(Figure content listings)
- - -
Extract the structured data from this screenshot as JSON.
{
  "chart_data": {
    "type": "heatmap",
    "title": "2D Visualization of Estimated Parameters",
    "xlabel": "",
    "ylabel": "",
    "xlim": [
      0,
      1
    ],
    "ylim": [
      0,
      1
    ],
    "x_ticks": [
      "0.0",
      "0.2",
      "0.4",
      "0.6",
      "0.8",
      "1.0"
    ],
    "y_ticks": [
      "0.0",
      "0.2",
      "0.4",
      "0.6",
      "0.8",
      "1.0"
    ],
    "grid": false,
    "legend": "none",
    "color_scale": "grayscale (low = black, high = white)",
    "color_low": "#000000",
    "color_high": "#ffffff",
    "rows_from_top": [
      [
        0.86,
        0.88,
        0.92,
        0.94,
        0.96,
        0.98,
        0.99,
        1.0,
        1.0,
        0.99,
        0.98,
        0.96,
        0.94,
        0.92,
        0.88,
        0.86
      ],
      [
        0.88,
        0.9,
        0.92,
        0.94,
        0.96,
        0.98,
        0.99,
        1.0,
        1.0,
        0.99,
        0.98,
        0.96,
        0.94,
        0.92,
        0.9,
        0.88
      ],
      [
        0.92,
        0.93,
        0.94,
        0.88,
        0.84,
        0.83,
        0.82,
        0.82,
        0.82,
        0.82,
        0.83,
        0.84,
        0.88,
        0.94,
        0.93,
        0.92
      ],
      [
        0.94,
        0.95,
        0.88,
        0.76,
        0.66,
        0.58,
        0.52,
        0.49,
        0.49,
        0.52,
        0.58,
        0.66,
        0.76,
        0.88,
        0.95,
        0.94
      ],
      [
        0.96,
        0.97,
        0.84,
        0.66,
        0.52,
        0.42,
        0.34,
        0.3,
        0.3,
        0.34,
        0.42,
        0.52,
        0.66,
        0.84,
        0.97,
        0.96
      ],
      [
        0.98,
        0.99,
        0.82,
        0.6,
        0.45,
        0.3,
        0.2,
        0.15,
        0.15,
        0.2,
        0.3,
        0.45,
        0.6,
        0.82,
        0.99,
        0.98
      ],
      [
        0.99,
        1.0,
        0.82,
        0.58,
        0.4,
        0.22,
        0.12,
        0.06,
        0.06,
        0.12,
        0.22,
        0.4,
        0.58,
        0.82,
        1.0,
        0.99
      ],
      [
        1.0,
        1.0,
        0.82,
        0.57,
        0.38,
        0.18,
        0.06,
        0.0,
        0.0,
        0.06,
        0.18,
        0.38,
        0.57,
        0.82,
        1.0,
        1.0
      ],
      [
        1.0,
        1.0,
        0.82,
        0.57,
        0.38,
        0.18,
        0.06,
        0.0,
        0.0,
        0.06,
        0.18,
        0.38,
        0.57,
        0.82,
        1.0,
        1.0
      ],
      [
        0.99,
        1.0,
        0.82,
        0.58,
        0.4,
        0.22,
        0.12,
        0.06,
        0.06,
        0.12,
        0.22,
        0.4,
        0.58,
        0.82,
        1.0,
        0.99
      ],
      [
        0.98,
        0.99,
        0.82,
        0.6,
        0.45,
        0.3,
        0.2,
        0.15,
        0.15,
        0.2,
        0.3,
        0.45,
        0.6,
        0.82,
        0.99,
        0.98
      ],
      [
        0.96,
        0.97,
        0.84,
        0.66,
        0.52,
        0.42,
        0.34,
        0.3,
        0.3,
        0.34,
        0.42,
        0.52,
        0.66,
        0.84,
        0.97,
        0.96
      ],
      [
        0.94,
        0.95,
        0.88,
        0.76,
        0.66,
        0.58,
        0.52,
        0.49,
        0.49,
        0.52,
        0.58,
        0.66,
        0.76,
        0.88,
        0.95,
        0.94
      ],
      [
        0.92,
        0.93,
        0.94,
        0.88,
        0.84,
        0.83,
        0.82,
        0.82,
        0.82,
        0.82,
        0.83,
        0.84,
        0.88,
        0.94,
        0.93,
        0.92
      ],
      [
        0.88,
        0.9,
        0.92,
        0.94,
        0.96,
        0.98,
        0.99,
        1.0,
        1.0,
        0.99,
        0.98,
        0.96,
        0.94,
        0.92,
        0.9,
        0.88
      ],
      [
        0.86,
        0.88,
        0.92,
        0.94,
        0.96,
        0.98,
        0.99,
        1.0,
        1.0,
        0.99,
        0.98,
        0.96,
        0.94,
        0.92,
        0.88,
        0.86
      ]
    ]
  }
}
- - -
**WORK TO BE COMPLETED:** Exactly reproduce all of the entries above.

**TASK SOLUTION:**
Extract the structured data from this screenshot as JSON.
{
  "chart_data": {
    "type": "heatmap",
    "title": "2D Visualization of Estimated Parameters",
    "xlabel": "",
    "ylabel": "",
    "xlim": [
      0,
      1
    ],
    "ylim": [
      0,
      1
    ],
    "x_ticks": [
      "0.0",
      "0.2",
      "0.4",
      "0.6",
      "0.8",
      "1.0"
    ],
    "y_ticks": [
      "0.0",
      "0.2",
      "0.4",
      "0.6",
      "0.8",
      "1.0"
    ],
    "grid": false,
    "legend": "none",
    "color_scale": "grayscale (low = black, high = white)",
    "color_low": "#000000",
    "color_high": "#ffffff",
    "rows_from_top": [
      [
        0.86,
        0.88,
        0.92,
        0.94,
        0.96,
        0.98,
        0.99,
        1.0,
        1.0,
        0.99,
        0.98,
        0.96,
        0.94,
        0.92,
        0.88,
        0.86
      ],
      [
        0.88,
        0.9,
        0.92,
        0.94,
        0.96,
        0.98,
        0.99,
        1.0,
        1.0,
        0.99,
        0.98,
        0.96,
        0.94,
        0.92,
        0.9,
        0.88
      ],
      [
        0.92,
        0.93,
        0.94,
        0.88,
        0.84,
        0.83,
        0.82,
        0.82,
        0.82,
        0.82,
        0.83,
        0.84,
        0.88,
        0.94,
        0.93,
        0.92
      ],
      [
        0.94,
        0.95,
        0.88,
        0.76,
        0.66,
        0.58,
        0.52,
        0.49,
        0.49,
        0.52,
        0.58,
        0.66,
        0.76,
        0.88,
        0.95,
        0.94
      ],
      [
        0.96,
        0.97,
        0.84,
        0.66,
        0.52,
        0.42,
        0.34,
        0.3,
        0.3,
        0.34,
        0.42,
        0.52,
        0.66,
        0.84,
        0.97,
        0.96
      ],
      [
        0.98,
        0.99,
        0.82,
        0.6,
        0.45,
        0.3,
        0.2,
        0.15,
        0.15,
        0.2,
        0.3,
        0.45,
        0.6,
        0.82,
        0.99,
        0.98
      ],
      [
        0.99,
        1.0,
        0.82,
        0.58,
        0.4,
        0.22,
        0.12,
        0.06,
        0.06,
        0.12,
        0.22,
        0.4,
        0.58,
        0.82,
        1.0,
        0.99
      ],
      [
        1.0,
        1.0,
        0.82,
        0.57,
        0.38,
        0.18,
        0.06,
        0.0,
        0.0,
        0.06,
        0.18,
        0.38,
        0.57,
        0.82,
        1.0,
        1.0
      ],
      [
        1.0,
        1.0,
        0.82,
        0.57,
        0.38,
        0.18,
        0.06,
        0.0,
        0.0,
        0.06,
        0.18,
        0.38,
        0.57,
        0.82,
        1.0,
        1.0
      ],
      [
        0.99,
        1.0,
        0.82,
        0.58,
        0.4,
        0.22,
        0.12,
        0.06,
        0.06,
        0.12,
        0.22,
        0.4,
        0.58,
        0.82,
        1.0,
        0.99
      ],
      [
        0.98,
        0.99,
        0.82,
        0.6,
        0.45,
        0.3,
        0.2,
        0.15,
        0.15,
        0.2,
        0.3,
        0.45,
        0.6,
        0.82,
        0.99,
        0.98
      ],
      [
        0.96,
        0.97,
        0.84,
        0.66,
        0.52,
        0.42,
        0.34,
        0.3,
        0.3,
        0.34,
        0.42,
        0.52,
        0.66,
        0.84,
        0.97,
        0.96
      ],
      [
        0.94,
        0.95,
        0.88,
        0.76,
        0.66,
        0.58,
        0.52,
        0.49,
        0.49,
        0.52,
        0.58,
        0.66,
        0.76,
        0.88,
        0.95,
        0.94
      ],
      [
        0.92,
        0.93,
        0.94,
        0.88,
        0.84,
        0.83,
        0.82,
        0.82,
        0.82,
        0.82,
        0.83,
        0.84,
        0.88,
        0.94,
        0.93,
        0.92
      ],
      [
        0.88,
        0.9,
        0.92,
        0.94,
        0.96,
        0.98,
        0.99,
        1.0,
        1.0,
        0.99,
        0.98,
        0.96,
        0.94,
        0.92,
        0.9,
        0.88
      ],
      [
        0.86,
        0.88,
        0.92,
        0.94,
        0.96,
        0.98,
        0.99,
        1.0,
        1.0,
        0.99,
        0.98,
        0.96,
        0.94,
        0.92,
        0.88,
        0.86
      ]
    ]
  }
}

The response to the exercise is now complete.